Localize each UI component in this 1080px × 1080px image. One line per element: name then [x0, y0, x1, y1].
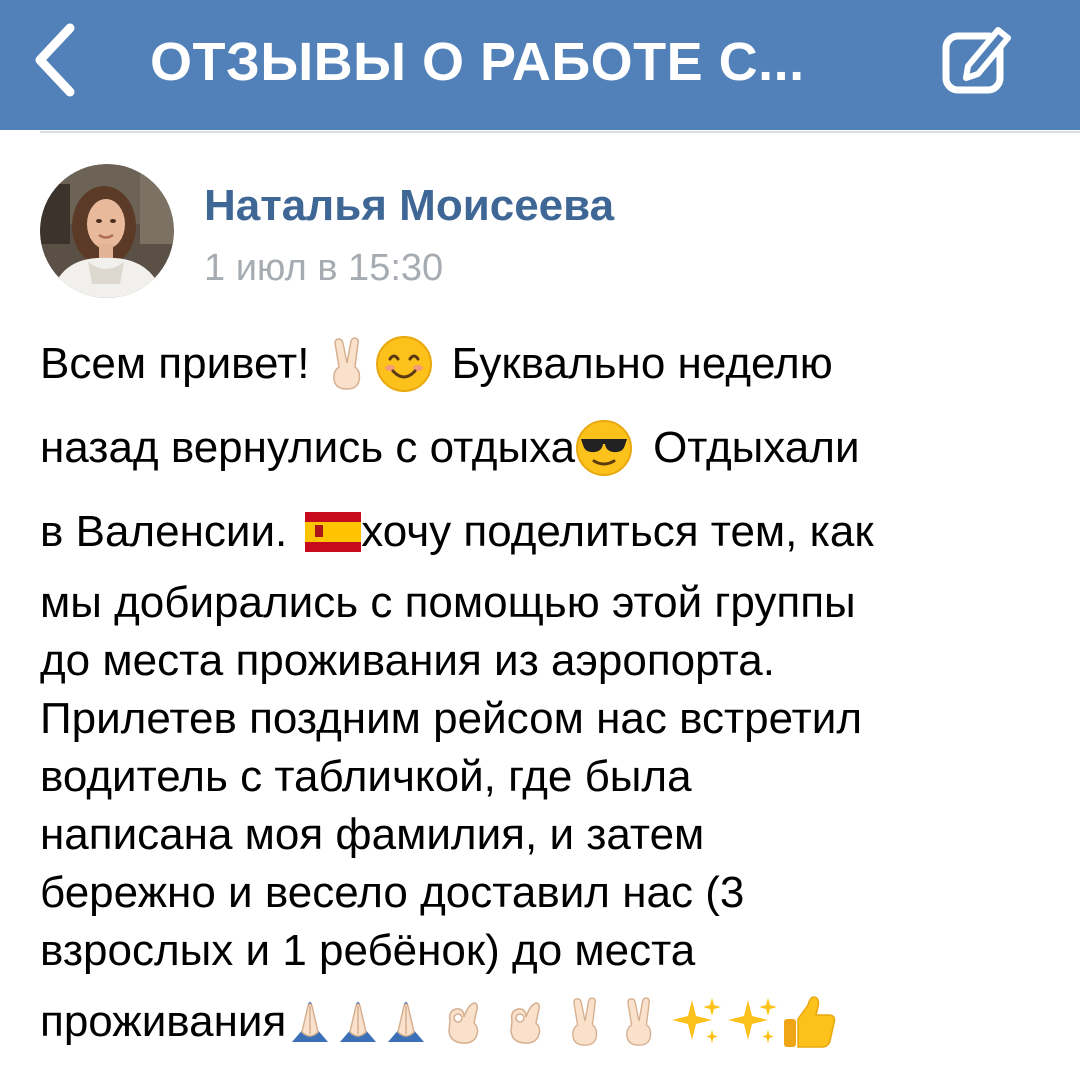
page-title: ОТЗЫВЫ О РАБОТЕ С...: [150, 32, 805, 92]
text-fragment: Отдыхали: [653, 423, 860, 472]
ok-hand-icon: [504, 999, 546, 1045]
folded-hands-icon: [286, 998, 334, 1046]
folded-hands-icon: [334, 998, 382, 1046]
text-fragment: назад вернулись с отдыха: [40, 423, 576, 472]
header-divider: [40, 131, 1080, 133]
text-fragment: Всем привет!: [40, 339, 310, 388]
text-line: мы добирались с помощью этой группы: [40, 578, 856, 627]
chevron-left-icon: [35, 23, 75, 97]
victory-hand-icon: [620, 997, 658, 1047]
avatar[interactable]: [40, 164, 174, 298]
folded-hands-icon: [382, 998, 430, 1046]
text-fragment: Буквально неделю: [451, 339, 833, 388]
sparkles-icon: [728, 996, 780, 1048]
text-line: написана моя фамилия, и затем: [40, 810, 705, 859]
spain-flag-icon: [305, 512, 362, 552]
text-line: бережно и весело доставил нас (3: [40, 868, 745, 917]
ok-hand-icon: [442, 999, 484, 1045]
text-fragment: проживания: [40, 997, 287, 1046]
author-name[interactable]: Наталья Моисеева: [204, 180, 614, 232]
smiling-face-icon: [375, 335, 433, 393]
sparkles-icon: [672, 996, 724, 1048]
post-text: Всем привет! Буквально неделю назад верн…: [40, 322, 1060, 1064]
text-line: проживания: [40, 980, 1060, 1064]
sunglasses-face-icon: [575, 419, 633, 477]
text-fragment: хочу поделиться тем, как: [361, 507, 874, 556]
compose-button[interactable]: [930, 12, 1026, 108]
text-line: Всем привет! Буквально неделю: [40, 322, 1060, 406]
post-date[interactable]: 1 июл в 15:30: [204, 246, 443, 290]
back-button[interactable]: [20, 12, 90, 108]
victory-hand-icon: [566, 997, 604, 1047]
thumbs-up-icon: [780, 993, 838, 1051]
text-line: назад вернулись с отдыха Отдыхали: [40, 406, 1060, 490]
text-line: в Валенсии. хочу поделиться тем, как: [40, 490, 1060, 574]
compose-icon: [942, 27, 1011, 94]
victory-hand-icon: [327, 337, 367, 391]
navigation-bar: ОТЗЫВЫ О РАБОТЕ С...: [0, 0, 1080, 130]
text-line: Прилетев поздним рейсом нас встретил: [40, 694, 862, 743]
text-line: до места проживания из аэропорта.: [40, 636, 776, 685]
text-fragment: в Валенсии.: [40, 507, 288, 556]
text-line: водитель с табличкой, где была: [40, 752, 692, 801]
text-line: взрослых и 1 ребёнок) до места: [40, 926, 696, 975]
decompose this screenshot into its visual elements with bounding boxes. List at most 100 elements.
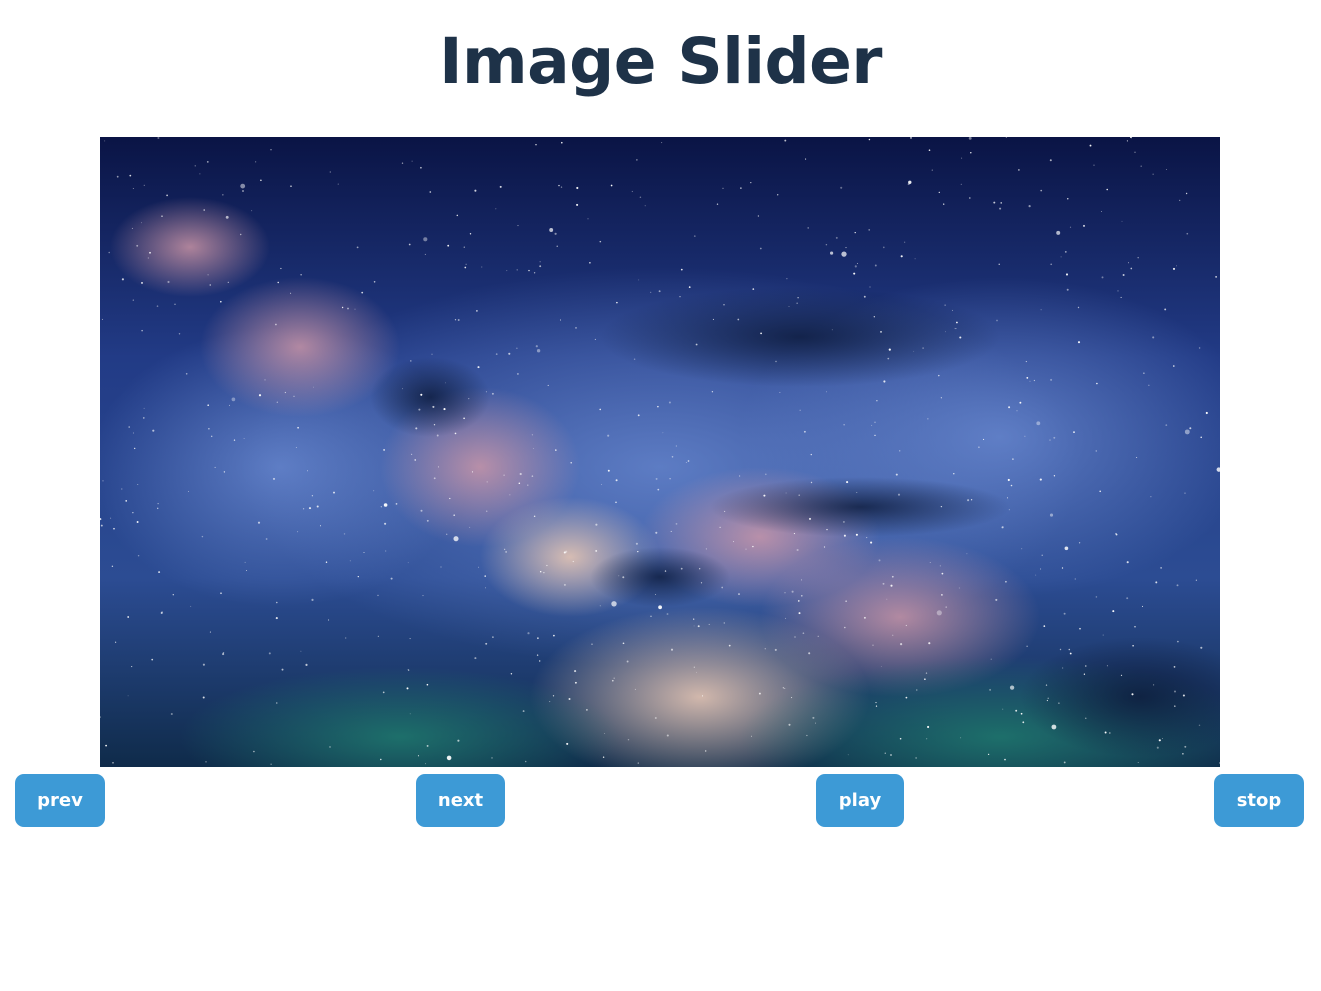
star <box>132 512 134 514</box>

********

• WHAT TO WORK ON: Format each line of the data above as one string in a JSON list, skipping blank lines and leaving out the picture placeholders.

• ANSWER FOR THE TASK:
[
  "Localize each UI component in this 1080px × 1080px image. One line per element: name then [x0, y0, x1, y1].",
  "page-title: ОТЗЫВЫ О РАБОТЕ С...: [150, 32, 805, 92]",
  "text-fragment: Отдыхали: [653, 423, 860, 472]",
  "ok-hand-icon: [504, 999, 546, 1045]",
  "folded-hands-icon: [286, 998, 334, 1046]",
  "folded-hands-icon: [334, 998, 382, 1046]",
  "text-fragment: назад вернулись с отдыха: [40, 423, 576, 472]",
  "header-divider: [40, 131, 1080, 133]",
  "text-fragment: Всем привет!: [40, 339, 310, 388]",
  "text-line: мы добирались с помощью этой группы: [40, 578, 856, 627]",
  "chevron-left-icon: [35, 23, 75, 97]",
  "victory-hand-icon: [620, 997, 658, 1047]",
  "avatar[interactable]: [40, 164, 174, 298]",
  "folded-hands-icon: [382, 998, 430, 1046]",
  "text-fragment: Буквально неделю: [451, 339, 833, 388]",
  "sparkles-icon: [728, 996, 780, 1048]",
  "text-line: написана моя фамилия, и затем: [40, 810, 705, 859]",
  "spain-flag-icon: [305, 512, 362, 552]",
  "text-line: бережно и весело доставил нас (3: [40, 868, 745, 917]",
  "ok-hand-icon: [442, 999, 484, 1045]",
  "text-fragment: проживания: [40, 997, 287, 1046]",
  "author-name[interactable]: Наталья Моисеева: [204, 180, 614, 232]",
  "smiling-face-icon: [375, 335, 433, 393]",
  "sparkles-icon: [672, 996, 724, 1048]",
  "post-text: Всем привет! Буквально неделю назад верн…: [40, 322, 1060, 1064]",
  "text-line: проживания: [40, 980, 1060, 1064]",
  "sunglasses-face-icon: [575, 419, 633, 477]",
  "text-fragment: хочу поделиться тем, как: [361, 507, 874, 556]",
  "compose-button[interactable]: [930, 12, 1026, 108]",
  "text-line: Всем привет! Буквально неделю: [40, 322, 1060, 406]",
  "post-date[interactable]: 1 июл в 15:30: [204, 246, 443, 290]",
  "back-button[interactable]: [20, 12, 90, 108]",
  "victory-hand-icon: [566, 997, 604, 1047]",
  "thumbs-up-icon: [780, 993, 838, 1051]",
  "text-line: назад вернулись с отдыха Отдыхали: [40, 406, 1060, 490]",
  "text-line: в Валенсии. хочу поделиться тем, как: [40, 490, 1060, 574]",
  "compose-icon: [942, 27, 1011, 94]",
  "victory-hand-icon: [327, 337, 367, 391]",
  "navigation-bar: ОТЗЫВЫ О РАБОТЕ С...: [0, 0, 1080, 130]",
  "text-line: Прилетев поздним рейсом нас встретил: [40, 694, 862, 743]",
  "text-line: до места проживания из аэропорта.: [40, 636, 776, 685]",
  "text-fragment: в Валенсии.: [40, 507, 288, 556]",
  "text-line: водитель с табличкой, где была: [40, 752, 692, 801]",
  "text-line: взрослых и 1 ребёнок) до места: [40, 926, 696, 975]",
  "decompose this screenshot into its visual elements with bounding boxes. List at most 100 elements.",
  "star <box>132 512 134 514</box>"
]